What you should do —
Pull every line containing "this" from the entries.

Records from a collection:
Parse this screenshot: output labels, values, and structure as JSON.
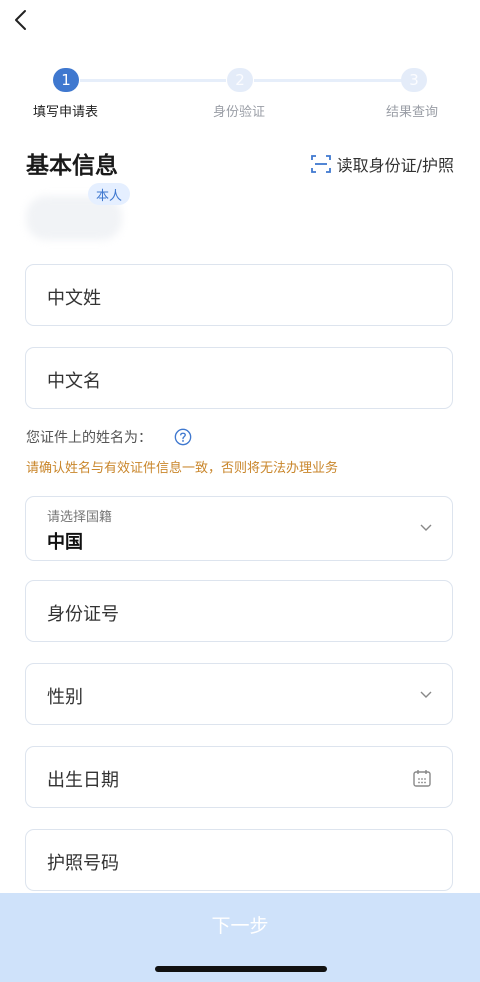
{
  "nav": {
    "back_icon": "chevron-left-icon"
  },
  "steps": [
    {
      "number": "1",
      "label": "填写申请表",
      "active": true
    },
    {
      "number": "2",
      "label": "身份验证",
      "active": false
    },
    {
      "number": "3",
      "label": "结果查询",
      "active": false
    }
  ],
  "section": {
    "title": "基本信息",
    "read_id_label": "读取身份证/护照",
    "read_id_icon": "scan-icon"
  },
  "profile": {
    "badge": "本人"
  },
  "fields": {
    "surname": {
      "placeholder": "中文姓"
    },
    "given_name": {
      "placeholder": "中文名"
    },
    "nationality": {
      "label": "请选择国籍",
      "value": "中国"
    },
    "id_number": {
      "placeholder": "身份证号"
    },
    "gender": {
      "placeholder": "性别"
    },
    "birth_date": {
      "placeholder": "出生日期"
    },
    "passport_number": {
      "placeholder": "护照号码"
    }
  },
  "name_hint": {
    "text": "您证件上的姓名为：",
    "help_icon": "question-circle-icon",
    "warning": "请确认姓名与有效证件信息一致，否则将无法办理业务"
  },
  "footer": {
    "next_label": "下一步"
  },
  "colors": {
    "accent": "#3f78cf",
    "warning": "#c9862b",
    "button_bg": "#cfe2fa",
    "border": "#dde4ee"
  }
}
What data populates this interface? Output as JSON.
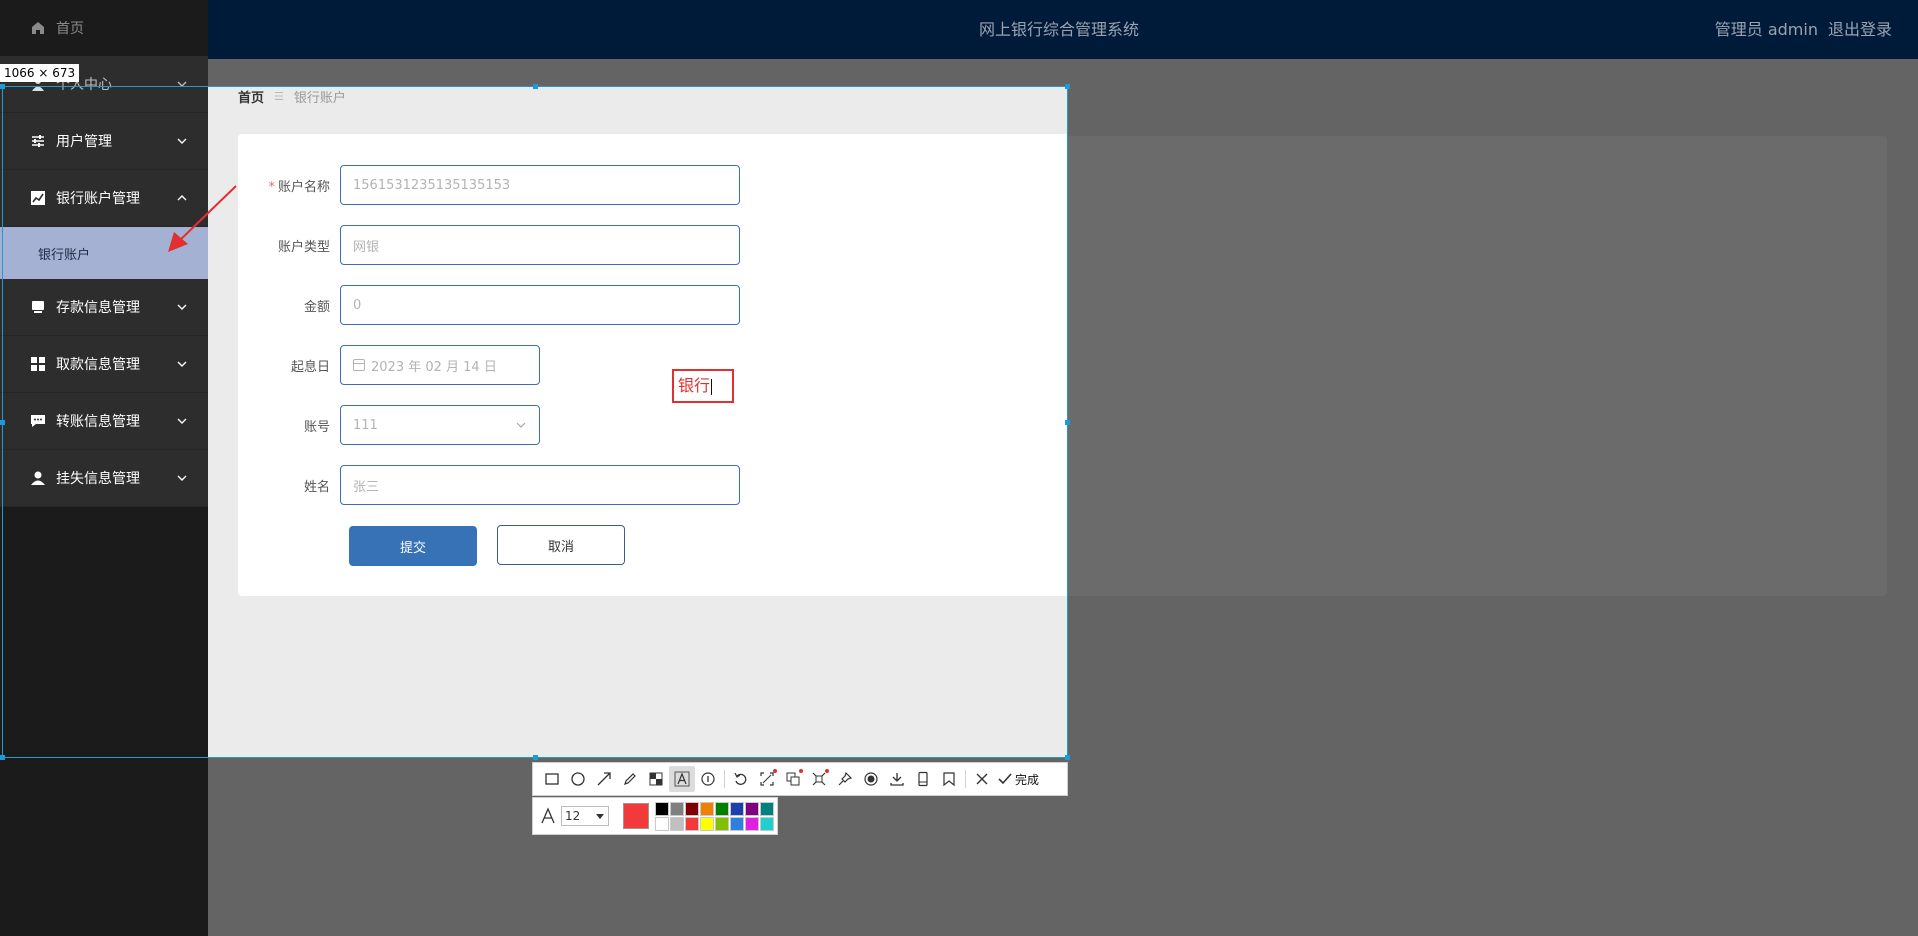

Written answer —
Parse this screenshot: output labels, values, and structure as JSON.
What data populates this interface? Output as JSON.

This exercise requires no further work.